DIRECTIONS FOR THIS TASK -> Write every entry out again exactly, please, and skip the pictures.

RECORDS PROVIDED ->
######

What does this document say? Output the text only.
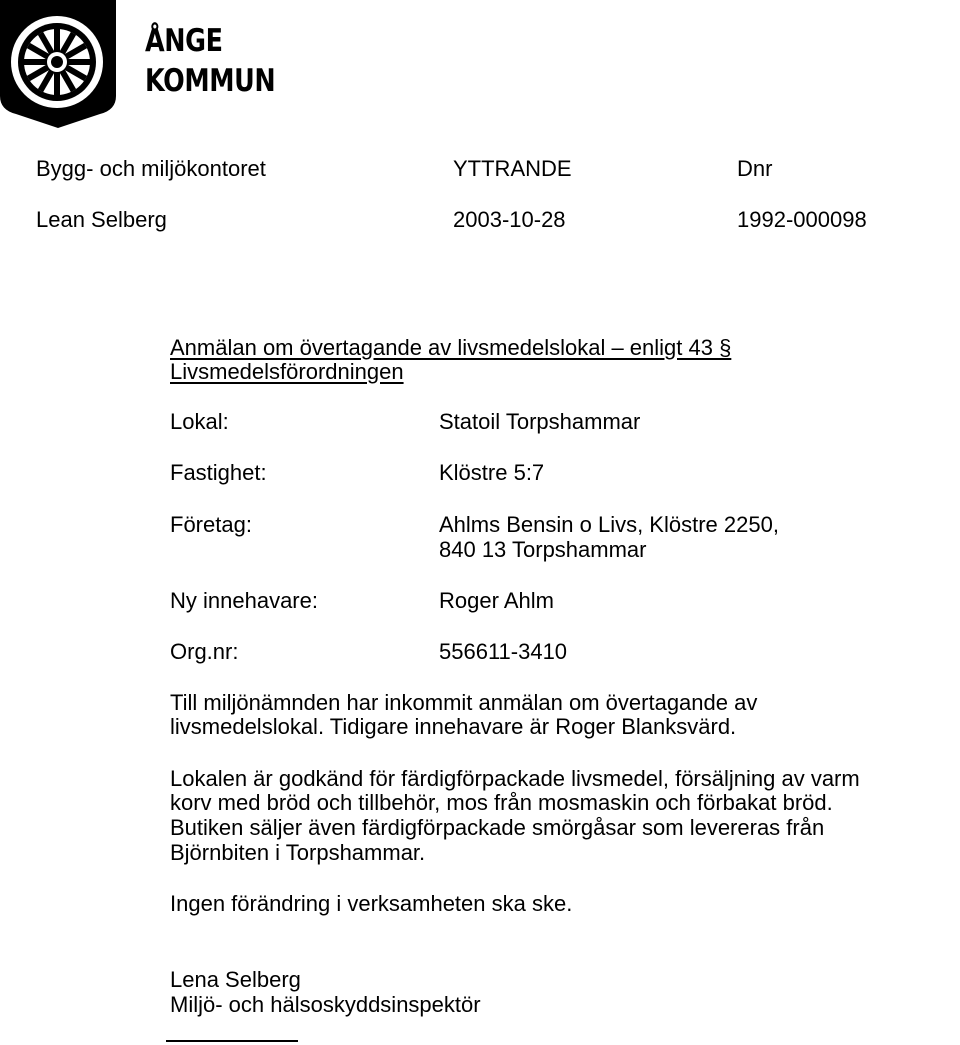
ÅNGE
KOMMUN
Bygg- och miljökontoret	YTTRANDE	Dnr
Lean Selberg	2003-10-28	1992-000098
Anmälan om övertagande av livsmedelslokal – enligt 43 §
Livsmedelsförordningen
Lokal:	Statoil Torpshammar
Fastighet:	Klöstre 5:7
Företag:	Ahlms Bensin o Livs, Klöstre 2250,
840 13 Torpshammar
Ny innehavare:	Roger Ahlm
Org.nr:	556611-3410
Till miljönämnden har inkommit anmälan om övertagande av
livsmedelslokal. Tidigare innehavare är Roger Blanksvärd.
Lokalen är godkänd för färdigförpackade livsmedel, försäljning av varm
korv med bröd och tillbehör, mos från mosmaskin och förbakat bröd.
Butiken säljer även färdigförpackade smörgåsar som levereras från
Björnbiten i Torpshammar.
Ingen förändring i verksamheten ska ske.
Lena Selberg
Miljö- och hälsoskyddsinspektör
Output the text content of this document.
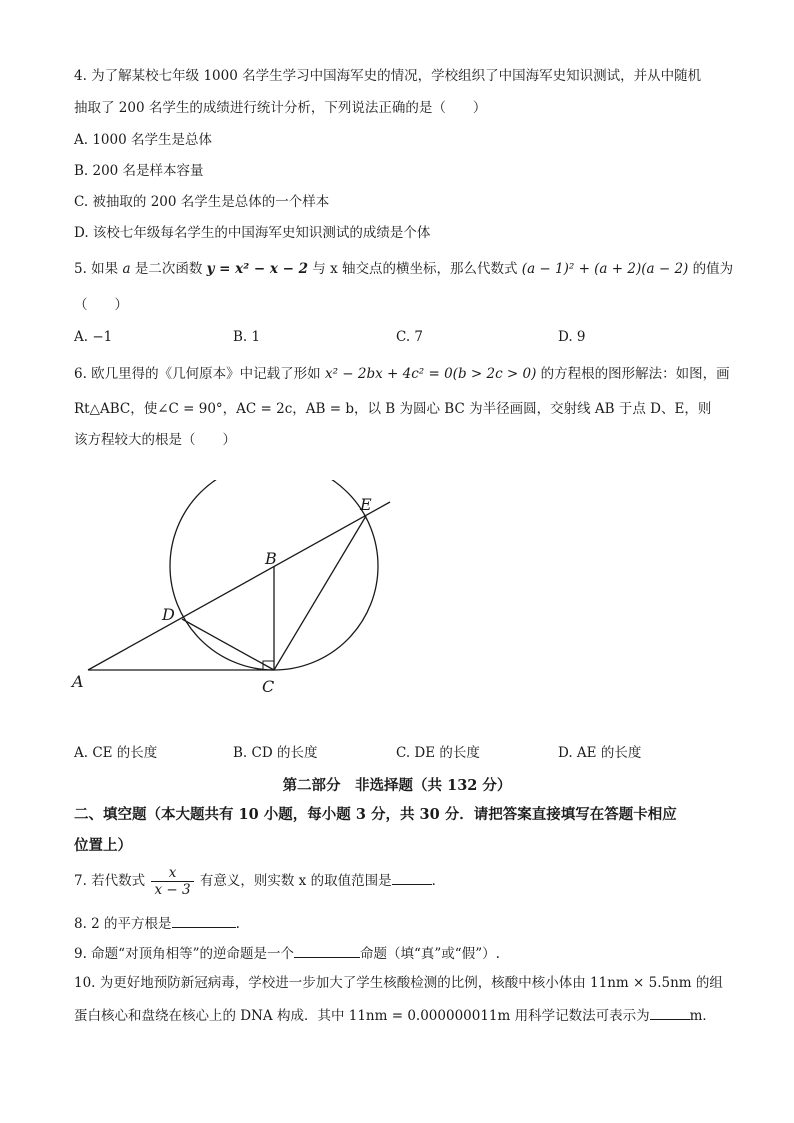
4. 为了解某校七年级 1000 名学生学习中国海军史的情况，学校组织了中国海军史知识测试，并从中随机
抽取了 200 名学生的成绩进行统计分析，下列说法正确的是（　　）
A. 1000 名学生是总体
B. 200 名是样本容量
C. 被抽取的 200 名学生是总体的一个样本
D. 该校七年级每名学生的中国海军史知识测试的成绩是个体
5. 如果 a 是二次函数 y = x² − x − 2 与 x 轴交点的横坐标，那么代数式 (a − 1)² + (a + 2)(a − 2) 的值为
（　　）
A. −1	B. 1	C. 7	D. 9
6. 欧几里得的《几何原本》中记载了形如 x² − 2bx + 4c² = 0(b > 2c > 0) 的方程根的图形解法：如图，画
Rt△ABC，使∠C = 90°，AC = 2c，AB = b，以 B 为圆心 BC 为半径画圆，交射线 AB 于点 D、E，则
该方程较大的根是（　　）
A
B
C
D
E
A. CE 的长度	B. CD 的长度	C. DE 的长度	D. AE 的长度
第二部分　非选择题（共 132 分）
二、填空题（本大题共有 10 小题，每小题 3 分，共 30 分．请把答案直接填写在答题卡相应
位置上）
7. 若代数式 $\frac{x}{x - 3}$ 有意义，则实数 x 的取值范围是	．
8. 2 的平方根是	.
9. 命题“对顶角相等”的逆命题是一个	命题（填“真”或“假”）.
10. 为更好地预防新冠病毒，学校进一步加大了学生核酸检测的比例，核酸中核小体由 11nm × 5.5nm 的组
蛋白核心和盘绕在核心上的 DNA 构成．其中 11nm = 0.000000011m 用科学记数法可表示为	m．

######

WORKED ANSWER ->
What does this document say? Output the text only.
ÅNGE
KOMMUN
Bygg- och miljökontoret	YTTRANDE	Dnr
Lean Selberg	2003-10-28	1992-000098
Anmälan om övertagande av livsmedelslokal – enligt 43 §
Livsmedelsförordningen
Lokal:	Statoil Torpshammar
Fastighet:	Klöstre 5:7
Företag:	Ahlms Bensin o Livs, Klöstre 2250,
840 13 Torpshammar
Ny innehavare:	Roger Ahlm
Org.nr:	556611-3410
Till miljönämnden har inkommit anmälan om övertagande av
livsmedelslokal. Tidigare innehavare är Roger Blanksvärd.
Lokalen är godkänd för färdigförpackade livsmedel, försäljning av varm
korv med bröd och tillbehör, mos från mosmaskin och förbakat bröd.
Butiken säljer även färdigförpackade smörgåsar som levereras från
Björnbiten i Torpshammar.
Ingen förändring i verksamheten ska ske.
Lena Selberg
Miljö- och hälsoskyddsinspektör
Output the text content of this document.
4. 为了解某校七年级 1000 名学生学习中国海军史的情况，学校组织了中国海军史知识测试，并从中随机
抽取了 200 名学生的成绩进行统计分析，下列说法正确的是（　　）
A. 1000 名学生是总体
B. 200 名是样本容量
C. 被抽取的 200 名学生是总体的一个样本
D. 该校七年级每名学生的中国海军史知识测试的成绩是个体
5. 如果 a 是二次函数 y = x² − x − 2 与 x 轴交点的横坐标，那么代数式 (a − 1)² + (a + 2)(a − 2) 的值为
（　　）
A. −1	B. 1	C. 7	D. 9
6. 欧几里得的《几何原本》中记载了形如 x² − 2bx + 4c² = 0(b > 2c > 0) 的方程根的图形解法：如图，画
Rt△ABC，使∠C = 90°，AC = 2c，AB = b，以 B 为圆心 BC 为半径画圆，交射线 AB 于点 D、E，则
该方程较大的根是（　　）
A
B
C
D
E
A. CE 的长度	B. CD 的长度	C. DE 的长度	D. AE 的长度
第二部分　非选择题（共 132 分）
二、填空题（本大题共有 10 小题，每小题 3 分，共 30 分．请把答案直接填写在答题卡相应
位置上）
7. 若代数式 $\frac{x}{x - 3}$ 有意义，则实数 x 的取值范围是	．
8. 2 的平方根是	.
9. 命题“对顶角相等”的逆命题是一个	命题（填“真”或“假”）.
10. 为更好地预防新冠病毒，学校进一步加大了学生核酸检测的比例，核酸中核小体由 11nm × 5.5nm 的组
蛋白核心和盘绕在核心上的 DNA 构成．其中 11nm = 0.000000011m 用科学记数法可表示为	m．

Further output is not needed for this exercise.